• Instructions for the task:
Quote all of the data below exactly, please.

• Entries:

▼

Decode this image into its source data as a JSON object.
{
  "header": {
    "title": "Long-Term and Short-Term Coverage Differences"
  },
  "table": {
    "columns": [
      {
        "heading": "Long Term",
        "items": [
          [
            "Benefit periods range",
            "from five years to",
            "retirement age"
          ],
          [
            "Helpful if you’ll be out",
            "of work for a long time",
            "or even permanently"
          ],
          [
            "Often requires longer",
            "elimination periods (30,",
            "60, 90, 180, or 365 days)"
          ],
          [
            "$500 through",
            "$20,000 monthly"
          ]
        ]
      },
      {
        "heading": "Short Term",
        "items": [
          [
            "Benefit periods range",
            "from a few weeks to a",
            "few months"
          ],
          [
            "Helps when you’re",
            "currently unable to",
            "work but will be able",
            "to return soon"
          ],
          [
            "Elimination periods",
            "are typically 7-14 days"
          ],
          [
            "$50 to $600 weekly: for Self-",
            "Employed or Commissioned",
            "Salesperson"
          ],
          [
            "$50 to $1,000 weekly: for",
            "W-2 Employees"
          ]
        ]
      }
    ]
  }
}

▲

• Answer to the task:
Decode this image into its source data as a JSON object.
{
  "header": {
    "title": "Long-Term and Short-Term Coverage Differences"
  },
  "table": {
    "columns": [
      {
        "heading": "Long Term",
        "items": [
          [
            "Benefit periods range",
            "from five years to",
            "retirement age"
          ],
          [
            "Helpful if you’ll be out",
            "of work for a long time",
            "or even permanently"
          ],
          [
            "Often requires longer",
            "elimination periods (30,",
            "60, 90, 180, or 365 days)"
          ],
          [
            "$500 through",
            "$20,000 monthly"
          ]
        ]
      },
      {
        "heading": "Short Term",
        "items": [
          [
            "Benefit periods range",
            "from a few weeks to a",
            "few months"
          ],
          [
            "Helps when you’re",
            "currently unable to",
            "work but will be able",
            "to return soon"
          ],
          [
            "Elimination periods",
            "are typically 7-14 days"
          ],
          [
            "$50 to $600 weekly: for Self-",
            "Employed or Commissioned",
            "Salesperson"
          ],
          [
            "$50 to $1,000 weekly: for",
            "W-2 Employees"
          ]
        ]
      }
    ]
  }
}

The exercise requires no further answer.